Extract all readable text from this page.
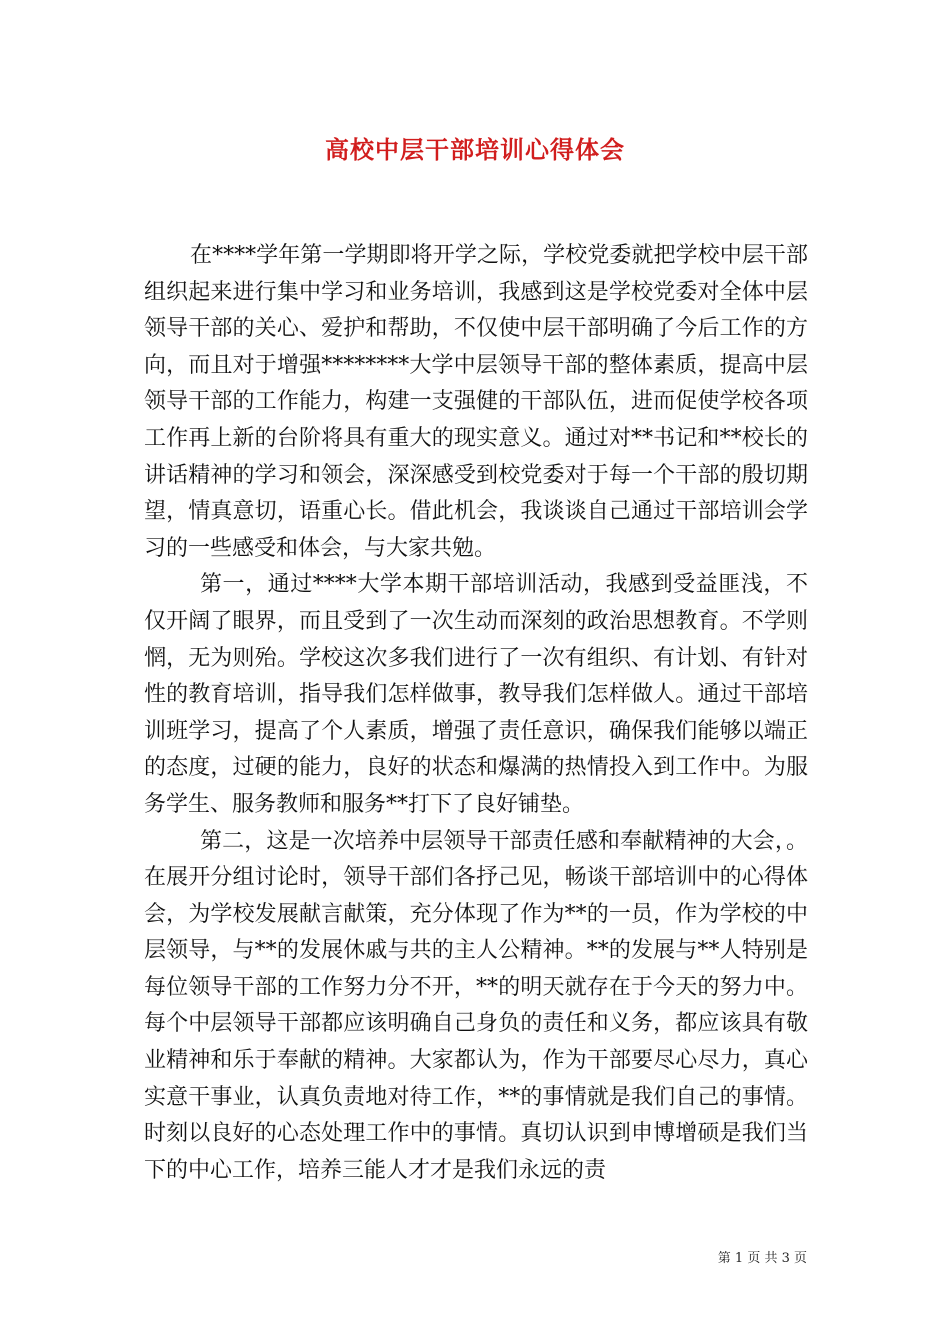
高校中层干部培训心得体会

在****学年第一学期即将开学之际，学校党委就把学校中层干部组织起来进行集中学习和业务培训，我感到这是学校党委对全体中层领导干部的关心、爱护和帮助，不仅使中层干部明确了今后工作的方向，而且对于增强********大学中层领导干部的整体素质，提高中层领导干部的工作能力，构建一支强健的干部队伍，进而促使学校各项工作再上新的台阶将具有重大的现实意义。通过对**书记和**校长的讲话精神的学习和领会，深深感受到校党委对于每一个干部的殷切期望，情真意切，语重心长。借此机会，我谈谈自己通过干部培训会学习的一些感受和体会，与大家共勉。

第一，通过****大学本期干部培训活动，我感到受益匪浅，不仅开阔了眼界，而且受到了一次生动而深刻的政治思想教育。不学则惘，无为则殆。学校这次多我们进行了一次有组织、有计划、有针对性的教育培训，指导我们怎样做事，教导我们怎样做人。通过干部培训班学习，提高了个人素质，增强了责任意识，确保我们能够以端正的态度，过硬的能力，良好的状态和爆满的热情投入到工作中。为服务学生、服务教师和服务**打下了良好铺垫。

第二，这是一次培养中层领导干部责任感和奉献精神的大会，。在展开分组讨论时，领导干部们各抒己见，畅谈干部培训中的心得体会，为学校发展献言献策，充分体现了作为**的一员，作为学校的中层领导，与**的发展休戚与共的主人公精神。**的发展与**人特别是每位领导干部的工作努力分不开，**的明天就存在于今天的努力中。每个中层领导干部都应该明确自己身负的责任和义务，都应该具有敬业精神和乐于奉献的精神。大家都认为，作为干部要尽心尽力，真心实意干事业，认真负责地对待工作，**的事情就是我们自己的事情。时刻以良好的心态处理工作中的事情。真切认识到申博增硕是我们当下的中心工作，培养三能人才才是我们永远的责

第 1 页 共 3 页
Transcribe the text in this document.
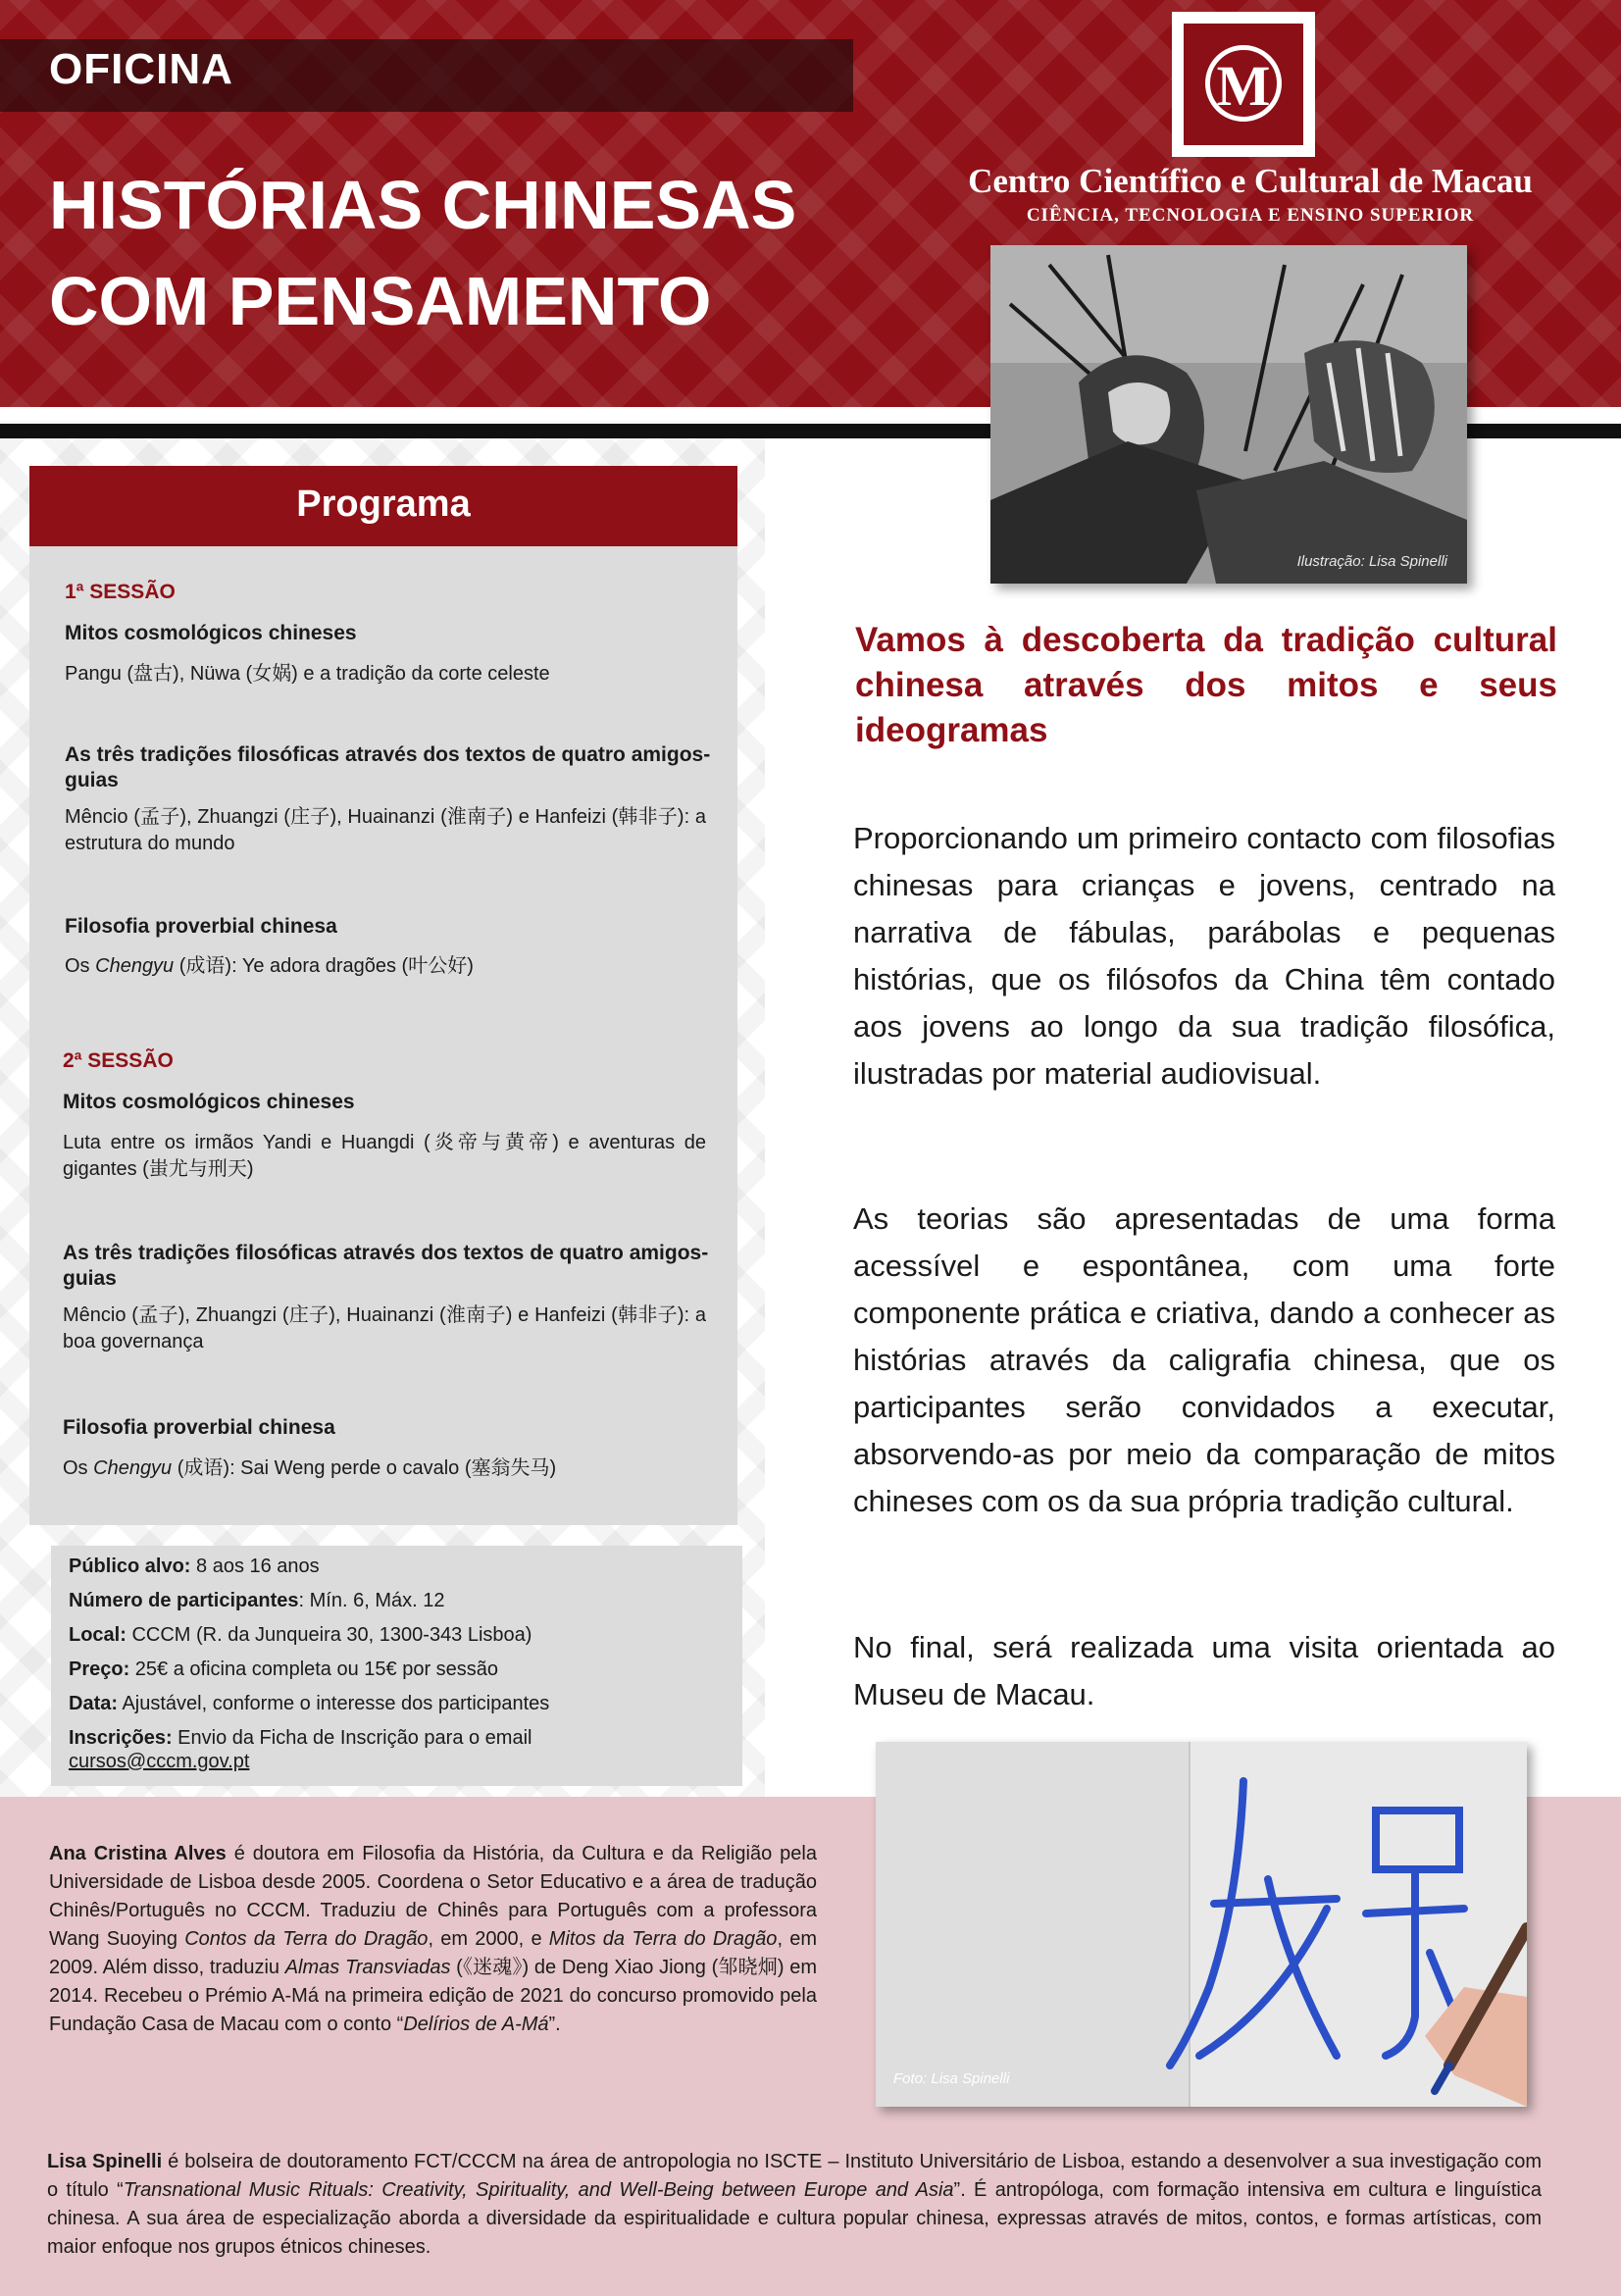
OFICINA
HISTÓRIAS CHINESAS
COM PENSAMENTO
M
Centro Científico e Cultural de Macau
CIÊNCIA, TECNOLOGIA E ENSINO SUPERIOR
Ilustração: Lisa Spinelli
Programa
1ª SESSÃO
Mitos cosmológicos chineses
Pangu (盘古), Nüwa (女娲) e a tradição da corte celeste
As três tradições filosóficas através dos textos de quatro amigos-guias
Mêncio (孟子), Zhuangzi (庄子), Huainanzi (淮南子) e Hanfeizi (韩非子): a estrutura do mundo
Filosofia proverbial chinesa
Os Chengyu (成语): Ye adora dragões (叶公好)
2ª SESSÃO
Mitos cosmológicos chineses
Luta entre os irmãos Yandi e Huangdi (炎帝与黄帝) e aventuras de gigantes (蚩尤与刑天)
As três tradições filosóficas através dos textos de quatro amigos-guias
Mêncio (孟子), Zhuangzi (庄子), Huainanzi (淮南子) e Hanfeizi (韩非子): a boa governança
Filosofia proverbial chinesa
Os Chengyu (成语): Sai Weng perde o cavalo (塞翁失马)
Público alvo: 8 aos 16 anos
Número de participantes: Mín. 6, Máx. 12
Local: CCCM (R. da Junqueira 30, 1300-343 Lisboa)
Preço: 25€ a oficina completa ou 15€ por sessão
Data: Ajustável, conforme o interesse dos participantes
Inscrições: Envio da Ficha de Inscrição para o email
cursos@cccm.gov.pt

Vamos à descoberta da tradição cultural chinesa através dos mitos e seus ideogramas

Proporcionando um primeiro contacto com filosofias chinesas para crianças e jovens, centrado na narrativa de fábulas, parábolas e pequenas histórias, que os filósofos da China têm contado aos jovens ao longo da sua tradição filosófica, ilustradas por material audiovisual.

As teorias são apresentadas de uma forma acessível e espontânea, com uma forte componente prática e criativa, dando a conhecer as histórias através da caligrafia chinesa, que os participantes serão convidados a executar, absorvendo-as por meio da comparação de mitos chineses com os da sua própria tradição cultural.

No final, será realizada uma visita orientada ao Museu de Macau.

Ana Cristina Alves é doutora em Filosofia da História, da Cultura e da Religião pela Universidade de Lisboa desde 2005. Coordena o Setor Educativo e a área de tradução Chinês/Português no CCCM. Traduziu de Chinês para Português com a professora Wang Suoying Contos da Terra do Dragão, em 2000, e Mitos da Terra do Dragão, em 2009. Além disso, traduziu Almas Transviadas (《迷魂》) de Deng Xiao Jiong (邹晓炯) em 2014. Recebeu o Prémio A-Má na primeira edição de 2021 do concurso promovido pela Fundação Casa de Macau com o conto “Delírios de A-Má”.

Foto: Lisa Spinelli

Lisa Spinelli é bolseira de doutoramento FCT/CCCM na área de antropologia no ISCTE – Instituto Universitário de Lisboa, estando a desenvolver a sua investigação com o título “Transnational Music Rituals: Creativity, Spirituality, and Well-Being between Europe and Asia”. É antropóloga, com formação intensiva em cultura e linguística chinesa. A sua área de especialização aborda a diversidade da espiritualidade e cultura popular chinesa, expressas através de mitos, contos, e formas artísticas, com maior enfoque nos grupos étnicos chineses.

※ ※ ※

Report the number of lines holding the string "this", without any other words.

2